>> Begin
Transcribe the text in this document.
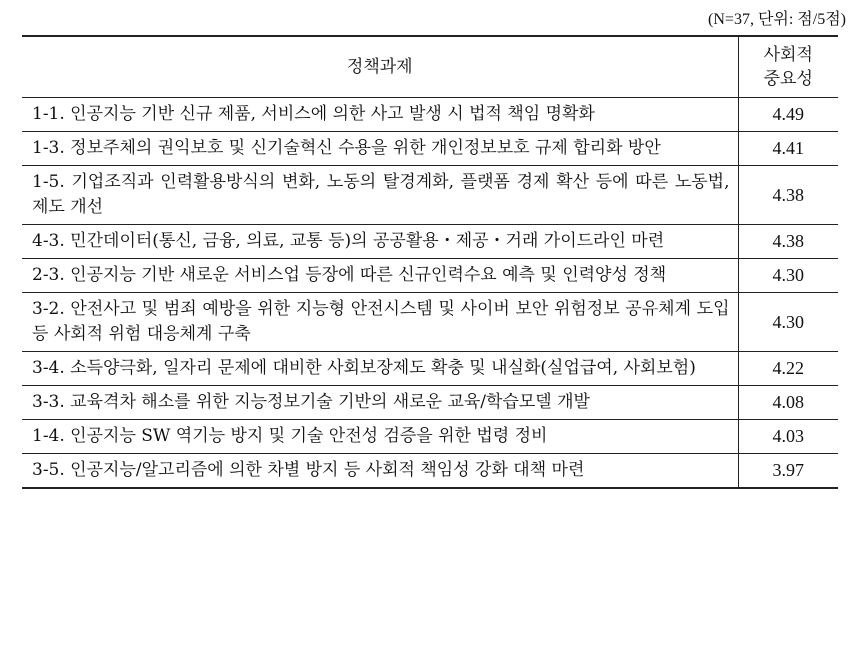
(N=37, 단위: 점/5점)
정책과제	사회적
중요성

1-1. 인공지능 기반 신규 제품, 서비스에 의한 사고 발생 시 법적 책임 명확화	4.49
1-3. 정보주체의 권익보호 및 신기술혁신 수용을 위한 개인정보보호 규제 합리화 방안	4.41
1-5. 기업조직과 인력활용방식의 변화, 노동의 탈경계화, 플랫폼 경제 확산 등에 따른 노동법, 제도 개선	4.38
4-3. 민간데이터(통신, 금융, 의료, 교통 등)의 공공활용・제공・거래 가이드라인 마련	4.38
2-3. 인공지능 기반 새로운 서비스업 등장에 따른 신규인력수요 예측 및 인력양성 정책	4.30
3-2. 안전사고 및 범죄 예방을 위한 지능형 안전시스템 및 사이버 보안 위험정보 공유체계 도입 등 사회적 위험 대응체계 구축	4.30
3-4. 소득양극화, 일자리 문제에 대비한 사회보장제도 확충 및 내실화(실업급여, 사회보험)	4.22
3-3. 교육격차 해소를 위한 지능정보기술 기반의 새로운 교육/학습모델 개발	4.08
1-4. 인공지능 SW 역기능 방지 및 기술 안전성 검증을 위한 법령 정비	4.03
3-5. 인공지능/알고리즘에 의한 차별 방지 등 사회적 책임성 강화 대책 마련	3.97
>> End
- Written exercise -
Restate the entire listing word for word, excluding pictures.

- Solution for this problem -
Transcribe the text in this document.
(N=37, 단위: 점/5점)
정책과제	사회적
중요성

1-1. 인공지능 기반 신규 제품, 서비스에 의한 사고 발생 시 법적 책임 명확화	4.49
1-3. 정보주체의 권익보호 및 신기술혁신 수용을 위한 개인정보보호 규제 합리화 방안	4.41
1-5. 기업조직과 인력활용방식의 변화, 노동의 탈경계화, 플랫폼 경제 확산 등에 따른 노동법, 제도 개선	4.38
4-3. 민간데이터(통신, 금융, 의료, 교통 등)의 공공활용・제공・거래 가이드라인 마련	4.38
2-3. 인공지능 기반 새로운 서비스업 등장에 따른 신규인력수요 예측 및 인력양성 정책	4.30
3-2. 안전사고 및 범죄 예방을 위한 지능형 안전시스템 및 사이버 보안 위험정보 공유체계 도입 등 사회적 위험 대응체계 구축	4.30
3-4. 소득양극화, 일자리 문제에 대비한 사회보장제도 확충 및 내실화(실업급여, 사회보험)	4.22
3-3. 교육격차 해소를 위한 지능정보기술 기반의 새로운 교육/학습모델 개발	4.08
1-4. 인공지능 SW 역기능 방지 및 기술 안전성 검증을 위한 법령 정비	4.03
3-5. 인공지능/알고리즘에 의한 차별 방지 등 사회적 책임성 강화 대책 마련	3.97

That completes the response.